**TASK TO CARRY OUT:** Continue the text describing Hasura's OpenTelemetry export settings, starting after its last sentence.
##### TEXT FOR ANALYSIS
It is a generally accepted convention that the OpenTelemetry receiver endpoint is exposed on port 4318
for HTTP but
can usually be customized. Please check the documentation for your observability tool to determine the port number.
Connection Type
The protocol and transport to be used for the communication with the receiver. Hasura currently only supports the OpenTelemetry Protocol over HTTP (OTLP/HTTP with binary-encoded Protobuf payloads).
Data Type
Selects the type of observability data points to be exported. Traces
and Metrics
are the only data types that are
currently supported.
Batch Size
Batch size is the maximum number of data points (spans in the context of traces) allowed per export request made to the observability tool. Default size is 512.
Headers
Headers are (optionally) added to every request made by Hasura to the observability tool. They are generally Authorization/API keys with the required role/permissions to accept OpenTelemetry data. Please refer to the documentation in your observability tool to understand how required request headers need to be formatted. You can use an environment variable as a header value too. This is important for values which are sensitive.
If you use an environment variable as a header value, please make sure that it's applied to the Hasura Docker container before starting the container.
Example using Console:

Attributes
Resource attributes are (optional) custom tags that are sent alongside observability data in order to identify the entity for which the observability data was recorded. This is usually used to identify sources in a distributed tracing environment and aids in granular filtering and analytics.
##########
##### EXTRACTED INFORMATION
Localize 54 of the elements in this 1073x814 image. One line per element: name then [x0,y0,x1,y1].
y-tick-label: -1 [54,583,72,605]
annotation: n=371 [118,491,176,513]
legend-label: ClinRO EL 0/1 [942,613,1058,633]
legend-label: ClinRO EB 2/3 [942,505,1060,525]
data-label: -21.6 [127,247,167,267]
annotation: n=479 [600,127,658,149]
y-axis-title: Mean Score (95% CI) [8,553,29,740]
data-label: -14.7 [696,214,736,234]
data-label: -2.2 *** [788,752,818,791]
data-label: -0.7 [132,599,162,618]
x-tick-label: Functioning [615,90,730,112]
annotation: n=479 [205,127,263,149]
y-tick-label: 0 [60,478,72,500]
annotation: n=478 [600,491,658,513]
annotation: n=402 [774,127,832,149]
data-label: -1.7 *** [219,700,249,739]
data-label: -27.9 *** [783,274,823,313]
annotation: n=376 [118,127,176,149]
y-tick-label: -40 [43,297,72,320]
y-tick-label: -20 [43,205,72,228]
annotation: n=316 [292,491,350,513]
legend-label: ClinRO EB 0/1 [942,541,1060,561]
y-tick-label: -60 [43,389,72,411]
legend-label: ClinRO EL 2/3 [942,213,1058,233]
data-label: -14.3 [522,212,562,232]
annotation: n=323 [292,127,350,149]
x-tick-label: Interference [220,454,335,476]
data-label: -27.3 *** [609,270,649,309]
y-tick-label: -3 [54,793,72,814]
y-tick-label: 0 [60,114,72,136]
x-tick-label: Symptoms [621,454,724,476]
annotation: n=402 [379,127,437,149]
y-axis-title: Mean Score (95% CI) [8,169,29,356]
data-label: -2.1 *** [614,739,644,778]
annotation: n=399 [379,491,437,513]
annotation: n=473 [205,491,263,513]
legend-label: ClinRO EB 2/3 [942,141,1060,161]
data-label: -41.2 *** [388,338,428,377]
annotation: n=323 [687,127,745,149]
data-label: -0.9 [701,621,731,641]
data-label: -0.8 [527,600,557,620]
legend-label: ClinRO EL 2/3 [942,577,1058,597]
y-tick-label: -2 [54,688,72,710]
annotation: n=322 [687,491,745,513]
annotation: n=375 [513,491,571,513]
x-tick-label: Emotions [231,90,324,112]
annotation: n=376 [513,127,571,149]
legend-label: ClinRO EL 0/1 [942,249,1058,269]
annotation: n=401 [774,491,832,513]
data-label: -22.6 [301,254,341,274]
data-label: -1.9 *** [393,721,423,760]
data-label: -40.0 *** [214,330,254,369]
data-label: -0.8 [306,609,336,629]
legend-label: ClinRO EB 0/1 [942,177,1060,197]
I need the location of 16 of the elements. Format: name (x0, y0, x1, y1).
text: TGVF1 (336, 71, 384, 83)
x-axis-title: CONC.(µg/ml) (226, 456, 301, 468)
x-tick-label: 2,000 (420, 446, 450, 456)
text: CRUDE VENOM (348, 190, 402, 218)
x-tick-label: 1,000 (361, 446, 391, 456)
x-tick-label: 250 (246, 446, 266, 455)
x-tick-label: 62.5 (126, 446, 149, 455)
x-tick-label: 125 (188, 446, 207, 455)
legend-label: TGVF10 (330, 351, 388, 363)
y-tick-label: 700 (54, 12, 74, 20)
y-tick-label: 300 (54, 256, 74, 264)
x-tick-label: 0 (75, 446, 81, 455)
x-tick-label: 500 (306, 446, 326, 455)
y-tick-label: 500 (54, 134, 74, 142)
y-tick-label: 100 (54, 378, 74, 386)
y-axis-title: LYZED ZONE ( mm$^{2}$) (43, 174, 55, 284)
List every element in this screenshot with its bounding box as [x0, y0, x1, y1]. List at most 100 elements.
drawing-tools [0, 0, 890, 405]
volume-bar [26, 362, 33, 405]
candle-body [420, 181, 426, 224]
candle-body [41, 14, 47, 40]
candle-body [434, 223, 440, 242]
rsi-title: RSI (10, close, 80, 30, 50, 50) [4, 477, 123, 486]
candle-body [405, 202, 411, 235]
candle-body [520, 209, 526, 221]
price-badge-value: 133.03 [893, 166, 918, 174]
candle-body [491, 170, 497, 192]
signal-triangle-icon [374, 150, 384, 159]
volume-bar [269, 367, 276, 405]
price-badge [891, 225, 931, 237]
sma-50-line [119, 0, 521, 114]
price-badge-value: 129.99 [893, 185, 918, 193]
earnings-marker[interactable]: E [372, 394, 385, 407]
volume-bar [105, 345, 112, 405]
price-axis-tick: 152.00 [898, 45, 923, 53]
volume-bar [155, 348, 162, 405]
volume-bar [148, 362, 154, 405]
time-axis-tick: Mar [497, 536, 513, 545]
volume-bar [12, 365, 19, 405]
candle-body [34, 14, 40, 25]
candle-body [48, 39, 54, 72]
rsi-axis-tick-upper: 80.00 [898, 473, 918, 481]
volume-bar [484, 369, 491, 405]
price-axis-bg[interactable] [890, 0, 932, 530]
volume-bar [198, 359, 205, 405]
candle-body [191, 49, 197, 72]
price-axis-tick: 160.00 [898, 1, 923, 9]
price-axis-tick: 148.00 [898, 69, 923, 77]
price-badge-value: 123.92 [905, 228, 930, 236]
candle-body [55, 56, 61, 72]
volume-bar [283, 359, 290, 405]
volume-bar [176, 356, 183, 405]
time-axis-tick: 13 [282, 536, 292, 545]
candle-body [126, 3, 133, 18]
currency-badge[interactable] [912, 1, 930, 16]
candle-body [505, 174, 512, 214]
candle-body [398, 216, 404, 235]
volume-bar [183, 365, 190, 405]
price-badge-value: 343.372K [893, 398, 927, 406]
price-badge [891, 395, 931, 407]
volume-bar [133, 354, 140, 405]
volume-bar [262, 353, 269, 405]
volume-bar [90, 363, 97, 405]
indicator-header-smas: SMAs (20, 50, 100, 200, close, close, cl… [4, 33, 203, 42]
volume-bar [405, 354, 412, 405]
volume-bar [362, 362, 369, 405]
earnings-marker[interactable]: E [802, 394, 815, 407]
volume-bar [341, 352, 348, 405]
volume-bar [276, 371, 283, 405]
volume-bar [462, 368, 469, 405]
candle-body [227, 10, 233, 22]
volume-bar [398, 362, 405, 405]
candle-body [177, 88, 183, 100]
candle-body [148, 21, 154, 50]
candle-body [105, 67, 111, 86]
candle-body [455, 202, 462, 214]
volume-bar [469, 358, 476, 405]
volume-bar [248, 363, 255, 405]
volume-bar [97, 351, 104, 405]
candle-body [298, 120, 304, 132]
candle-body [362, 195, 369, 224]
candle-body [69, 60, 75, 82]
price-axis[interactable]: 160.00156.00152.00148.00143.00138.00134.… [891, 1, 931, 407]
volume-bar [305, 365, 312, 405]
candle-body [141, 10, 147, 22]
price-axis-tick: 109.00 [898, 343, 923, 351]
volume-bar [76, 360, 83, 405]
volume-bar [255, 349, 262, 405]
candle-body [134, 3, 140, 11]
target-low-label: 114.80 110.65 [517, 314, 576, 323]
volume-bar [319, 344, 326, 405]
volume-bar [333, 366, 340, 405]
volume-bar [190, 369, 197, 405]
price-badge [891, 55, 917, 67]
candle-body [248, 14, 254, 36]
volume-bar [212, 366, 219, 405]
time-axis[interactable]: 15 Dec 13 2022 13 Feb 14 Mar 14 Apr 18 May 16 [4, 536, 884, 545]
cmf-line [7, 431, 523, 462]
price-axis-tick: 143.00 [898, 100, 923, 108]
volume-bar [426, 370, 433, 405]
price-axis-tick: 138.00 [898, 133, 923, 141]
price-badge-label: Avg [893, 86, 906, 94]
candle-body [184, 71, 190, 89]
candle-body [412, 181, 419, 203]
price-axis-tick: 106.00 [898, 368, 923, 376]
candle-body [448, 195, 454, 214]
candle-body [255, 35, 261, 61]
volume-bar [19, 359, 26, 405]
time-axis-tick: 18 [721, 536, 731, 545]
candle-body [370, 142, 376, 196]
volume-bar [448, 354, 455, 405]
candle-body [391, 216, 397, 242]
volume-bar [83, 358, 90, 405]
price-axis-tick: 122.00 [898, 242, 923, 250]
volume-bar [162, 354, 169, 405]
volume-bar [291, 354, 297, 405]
##########
**FINAL ANSWER:**
Example using Console:

Your observability tool may expect to receive certain resource attributes in order to provide full functionality; such resource attributes must be set with this parameter. Many, but not all, of these resource attributes will be OpenTelemetry Semantic Conventions.
Hasura automatically sets some resource attributes. The values of such attributes can be overridden by specifying your own value for the attribute using this parameter.
Default resource attributes
Attribute | Type | Default |
---|---|---|
service.name | string | hasura |
Hasura currently only supports string-valued attributes.
Consuming and visualizing traces
You can utilize your observability tool's UI to visualize and perform further analytics on trace data to monitor, diagnose and troubleshoot your application. Typically, traces and their spans are listed out and selecting a trace shows a flame graph containing a visual representation of where the operation spent its execution time. Below, we provide some examples of how to consume and visualize traces using popular observability tools.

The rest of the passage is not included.